(Records from a collection of figures)
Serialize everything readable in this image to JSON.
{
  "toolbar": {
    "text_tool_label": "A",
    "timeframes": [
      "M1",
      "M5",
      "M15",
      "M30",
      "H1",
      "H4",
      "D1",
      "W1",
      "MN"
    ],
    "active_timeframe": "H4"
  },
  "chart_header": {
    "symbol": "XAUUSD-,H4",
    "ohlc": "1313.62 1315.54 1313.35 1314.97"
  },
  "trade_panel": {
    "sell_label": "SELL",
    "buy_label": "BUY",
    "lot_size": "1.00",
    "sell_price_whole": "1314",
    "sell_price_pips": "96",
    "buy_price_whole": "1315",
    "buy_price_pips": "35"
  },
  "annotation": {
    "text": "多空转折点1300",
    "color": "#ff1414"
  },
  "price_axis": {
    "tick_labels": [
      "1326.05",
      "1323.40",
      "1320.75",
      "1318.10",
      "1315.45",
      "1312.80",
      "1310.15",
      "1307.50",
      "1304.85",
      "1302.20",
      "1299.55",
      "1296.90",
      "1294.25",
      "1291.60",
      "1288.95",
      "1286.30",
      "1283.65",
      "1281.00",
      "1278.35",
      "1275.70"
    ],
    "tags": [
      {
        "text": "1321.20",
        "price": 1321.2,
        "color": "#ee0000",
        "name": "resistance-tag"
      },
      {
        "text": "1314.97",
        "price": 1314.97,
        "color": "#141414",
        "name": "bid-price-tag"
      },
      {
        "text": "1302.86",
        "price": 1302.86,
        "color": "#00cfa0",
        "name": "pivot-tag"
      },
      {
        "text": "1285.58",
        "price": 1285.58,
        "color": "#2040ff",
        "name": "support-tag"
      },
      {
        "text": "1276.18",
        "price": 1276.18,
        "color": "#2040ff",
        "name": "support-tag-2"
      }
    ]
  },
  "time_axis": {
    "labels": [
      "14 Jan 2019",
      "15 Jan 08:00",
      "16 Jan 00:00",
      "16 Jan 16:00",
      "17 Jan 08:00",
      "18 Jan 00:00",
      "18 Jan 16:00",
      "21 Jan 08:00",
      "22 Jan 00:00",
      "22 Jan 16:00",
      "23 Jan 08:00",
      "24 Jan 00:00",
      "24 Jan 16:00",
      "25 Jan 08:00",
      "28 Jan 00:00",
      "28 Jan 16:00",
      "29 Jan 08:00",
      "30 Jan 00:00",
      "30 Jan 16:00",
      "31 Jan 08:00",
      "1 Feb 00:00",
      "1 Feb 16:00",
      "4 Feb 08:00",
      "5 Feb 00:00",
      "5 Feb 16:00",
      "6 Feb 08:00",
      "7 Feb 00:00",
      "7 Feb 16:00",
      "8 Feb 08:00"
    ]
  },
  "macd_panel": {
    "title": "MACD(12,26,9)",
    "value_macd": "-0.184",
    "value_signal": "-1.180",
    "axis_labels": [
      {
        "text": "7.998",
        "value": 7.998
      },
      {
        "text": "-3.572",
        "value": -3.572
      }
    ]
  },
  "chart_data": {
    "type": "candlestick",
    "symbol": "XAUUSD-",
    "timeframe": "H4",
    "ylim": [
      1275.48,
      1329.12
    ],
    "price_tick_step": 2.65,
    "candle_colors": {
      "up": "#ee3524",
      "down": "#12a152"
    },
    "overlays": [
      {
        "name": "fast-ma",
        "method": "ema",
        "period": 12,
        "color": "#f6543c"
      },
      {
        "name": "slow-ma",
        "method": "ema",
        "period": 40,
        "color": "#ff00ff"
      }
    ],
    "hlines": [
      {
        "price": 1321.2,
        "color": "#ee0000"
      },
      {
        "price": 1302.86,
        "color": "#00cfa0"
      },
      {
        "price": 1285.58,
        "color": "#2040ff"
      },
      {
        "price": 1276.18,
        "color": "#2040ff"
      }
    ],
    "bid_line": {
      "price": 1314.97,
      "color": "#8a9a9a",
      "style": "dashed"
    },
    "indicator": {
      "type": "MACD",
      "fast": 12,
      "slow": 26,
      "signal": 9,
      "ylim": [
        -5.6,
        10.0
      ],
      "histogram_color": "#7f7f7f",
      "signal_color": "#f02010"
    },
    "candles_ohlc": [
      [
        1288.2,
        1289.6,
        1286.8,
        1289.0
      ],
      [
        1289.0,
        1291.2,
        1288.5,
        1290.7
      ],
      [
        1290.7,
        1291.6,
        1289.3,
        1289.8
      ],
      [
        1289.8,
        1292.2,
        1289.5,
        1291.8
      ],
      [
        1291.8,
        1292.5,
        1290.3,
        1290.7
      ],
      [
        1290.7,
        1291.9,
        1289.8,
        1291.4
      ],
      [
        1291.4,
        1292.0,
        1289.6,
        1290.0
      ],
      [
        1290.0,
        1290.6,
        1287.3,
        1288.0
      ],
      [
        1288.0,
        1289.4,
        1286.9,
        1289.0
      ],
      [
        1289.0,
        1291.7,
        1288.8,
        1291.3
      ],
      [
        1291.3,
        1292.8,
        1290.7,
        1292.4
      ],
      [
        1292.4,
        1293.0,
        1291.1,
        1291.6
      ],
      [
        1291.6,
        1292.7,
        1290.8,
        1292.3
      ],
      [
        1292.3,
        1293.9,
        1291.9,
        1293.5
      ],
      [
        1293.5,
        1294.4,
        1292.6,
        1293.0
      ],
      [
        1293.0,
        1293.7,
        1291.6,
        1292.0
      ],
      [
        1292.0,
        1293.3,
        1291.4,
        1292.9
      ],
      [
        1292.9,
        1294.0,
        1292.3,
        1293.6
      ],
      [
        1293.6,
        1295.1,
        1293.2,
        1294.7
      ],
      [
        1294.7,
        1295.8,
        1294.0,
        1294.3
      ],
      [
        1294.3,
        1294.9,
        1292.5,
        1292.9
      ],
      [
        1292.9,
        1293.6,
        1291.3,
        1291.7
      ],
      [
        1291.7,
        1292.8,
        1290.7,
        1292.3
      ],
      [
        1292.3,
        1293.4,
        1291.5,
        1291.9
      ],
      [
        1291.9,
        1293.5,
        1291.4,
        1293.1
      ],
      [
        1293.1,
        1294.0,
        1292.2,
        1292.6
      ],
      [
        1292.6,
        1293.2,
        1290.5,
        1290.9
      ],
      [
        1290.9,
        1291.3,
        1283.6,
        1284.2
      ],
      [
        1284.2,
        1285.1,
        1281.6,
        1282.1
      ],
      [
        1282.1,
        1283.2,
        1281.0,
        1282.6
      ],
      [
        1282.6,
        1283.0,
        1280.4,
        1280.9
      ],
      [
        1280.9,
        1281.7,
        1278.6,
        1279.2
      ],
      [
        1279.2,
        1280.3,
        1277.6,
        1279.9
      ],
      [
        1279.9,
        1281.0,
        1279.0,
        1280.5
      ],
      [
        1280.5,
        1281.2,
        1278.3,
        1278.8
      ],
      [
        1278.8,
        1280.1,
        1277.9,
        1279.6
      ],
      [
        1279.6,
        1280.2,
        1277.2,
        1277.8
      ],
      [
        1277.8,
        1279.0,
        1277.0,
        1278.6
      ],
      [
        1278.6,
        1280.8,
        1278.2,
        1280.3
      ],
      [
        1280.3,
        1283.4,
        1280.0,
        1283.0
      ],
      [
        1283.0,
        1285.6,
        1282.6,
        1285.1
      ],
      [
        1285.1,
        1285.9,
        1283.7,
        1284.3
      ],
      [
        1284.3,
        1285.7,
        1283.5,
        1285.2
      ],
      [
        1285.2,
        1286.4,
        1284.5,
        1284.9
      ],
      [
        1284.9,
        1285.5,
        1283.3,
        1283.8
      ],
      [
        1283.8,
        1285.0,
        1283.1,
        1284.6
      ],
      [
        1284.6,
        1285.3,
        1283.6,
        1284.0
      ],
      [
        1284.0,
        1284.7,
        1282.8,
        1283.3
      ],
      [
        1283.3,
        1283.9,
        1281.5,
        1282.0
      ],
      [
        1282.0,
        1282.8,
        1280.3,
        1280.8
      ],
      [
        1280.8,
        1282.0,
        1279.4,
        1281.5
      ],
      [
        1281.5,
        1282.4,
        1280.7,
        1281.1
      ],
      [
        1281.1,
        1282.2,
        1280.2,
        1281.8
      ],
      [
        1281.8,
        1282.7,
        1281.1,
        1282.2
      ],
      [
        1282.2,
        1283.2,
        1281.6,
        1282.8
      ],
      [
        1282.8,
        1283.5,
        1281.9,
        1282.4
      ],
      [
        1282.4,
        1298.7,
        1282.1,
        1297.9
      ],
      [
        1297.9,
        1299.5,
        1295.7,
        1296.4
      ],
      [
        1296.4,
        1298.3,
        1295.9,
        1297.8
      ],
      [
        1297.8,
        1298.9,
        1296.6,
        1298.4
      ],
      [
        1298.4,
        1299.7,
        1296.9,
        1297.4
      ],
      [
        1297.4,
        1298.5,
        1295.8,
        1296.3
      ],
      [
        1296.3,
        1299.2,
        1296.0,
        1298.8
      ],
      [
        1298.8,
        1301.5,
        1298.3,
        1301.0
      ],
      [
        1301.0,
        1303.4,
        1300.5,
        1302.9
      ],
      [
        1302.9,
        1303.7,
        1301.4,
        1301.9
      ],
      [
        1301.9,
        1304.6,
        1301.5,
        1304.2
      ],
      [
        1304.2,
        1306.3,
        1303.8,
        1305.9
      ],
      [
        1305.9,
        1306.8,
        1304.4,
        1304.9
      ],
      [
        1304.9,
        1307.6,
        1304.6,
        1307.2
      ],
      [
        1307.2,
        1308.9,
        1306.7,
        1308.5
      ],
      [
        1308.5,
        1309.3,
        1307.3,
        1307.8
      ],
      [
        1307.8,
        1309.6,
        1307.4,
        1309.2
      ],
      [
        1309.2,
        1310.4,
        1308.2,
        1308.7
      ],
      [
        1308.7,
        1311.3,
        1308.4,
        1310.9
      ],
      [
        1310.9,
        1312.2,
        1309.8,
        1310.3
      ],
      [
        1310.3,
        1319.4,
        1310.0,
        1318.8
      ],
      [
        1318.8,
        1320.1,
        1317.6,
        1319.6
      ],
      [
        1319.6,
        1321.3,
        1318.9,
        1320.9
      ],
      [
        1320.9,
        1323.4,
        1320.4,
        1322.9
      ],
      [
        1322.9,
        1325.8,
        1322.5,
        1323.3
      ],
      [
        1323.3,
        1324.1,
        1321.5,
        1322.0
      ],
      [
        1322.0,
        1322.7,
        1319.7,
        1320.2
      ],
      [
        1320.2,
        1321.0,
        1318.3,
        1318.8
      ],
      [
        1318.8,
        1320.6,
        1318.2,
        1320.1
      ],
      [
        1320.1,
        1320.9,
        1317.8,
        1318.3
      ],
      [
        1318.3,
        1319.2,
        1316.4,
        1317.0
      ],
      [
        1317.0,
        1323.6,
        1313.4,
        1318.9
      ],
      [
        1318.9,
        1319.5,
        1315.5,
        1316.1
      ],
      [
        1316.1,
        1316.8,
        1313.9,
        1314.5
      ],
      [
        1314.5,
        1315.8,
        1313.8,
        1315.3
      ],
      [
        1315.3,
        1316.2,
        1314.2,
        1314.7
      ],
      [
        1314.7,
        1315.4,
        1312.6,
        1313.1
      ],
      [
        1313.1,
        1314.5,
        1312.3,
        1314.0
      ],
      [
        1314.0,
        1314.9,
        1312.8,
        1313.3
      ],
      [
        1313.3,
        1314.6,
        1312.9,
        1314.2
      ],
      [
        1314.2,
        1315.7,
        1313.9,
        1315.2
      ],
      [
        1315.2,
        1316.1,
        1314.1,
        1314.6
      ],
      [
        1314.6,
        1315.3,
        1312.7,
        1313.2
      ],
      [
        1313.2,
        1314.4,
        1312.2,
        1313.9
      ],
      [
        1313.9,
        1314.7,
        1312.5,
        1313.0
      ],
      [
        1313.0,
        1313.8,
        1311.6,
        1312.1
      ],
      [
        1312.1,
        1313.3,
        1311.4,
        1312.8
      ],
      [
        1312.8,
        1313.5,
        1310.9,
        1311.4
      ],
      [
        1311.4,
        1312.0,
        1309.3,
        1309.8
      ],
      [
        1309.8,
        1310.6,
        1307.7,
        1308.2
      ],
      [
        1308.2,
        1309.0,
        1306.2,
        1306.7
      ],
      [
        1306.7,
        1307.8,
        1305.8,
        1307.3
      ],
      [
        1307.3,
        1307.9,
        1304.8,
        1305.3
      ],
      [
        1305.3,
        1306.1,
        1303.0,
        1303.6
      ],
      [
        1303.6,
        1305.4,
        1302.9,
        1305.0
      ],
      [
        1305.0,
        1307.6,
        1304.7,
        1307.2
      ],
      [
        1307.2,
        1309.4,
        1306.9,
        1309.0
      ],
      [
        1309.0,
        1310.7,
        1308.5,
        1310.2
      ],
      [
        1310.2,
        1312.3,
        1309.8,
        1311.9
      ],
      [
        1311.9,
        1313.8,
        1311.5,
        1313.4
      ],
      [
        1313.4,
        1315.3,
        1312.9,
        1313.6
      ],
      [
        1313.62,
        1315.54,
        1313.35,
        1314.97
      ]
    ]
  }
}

#### What you have to do
Check each line of the records above for the string "name", and report every line that has it.

#### Written solution
        "name": "resistance-tag"
        "name": "bid-price-tag"
        "name": "pivot-tag"
        "name": "support-tag"
        "name": "support-tag-2"
        "name": "fast-ma",
        "name": "slow-ma",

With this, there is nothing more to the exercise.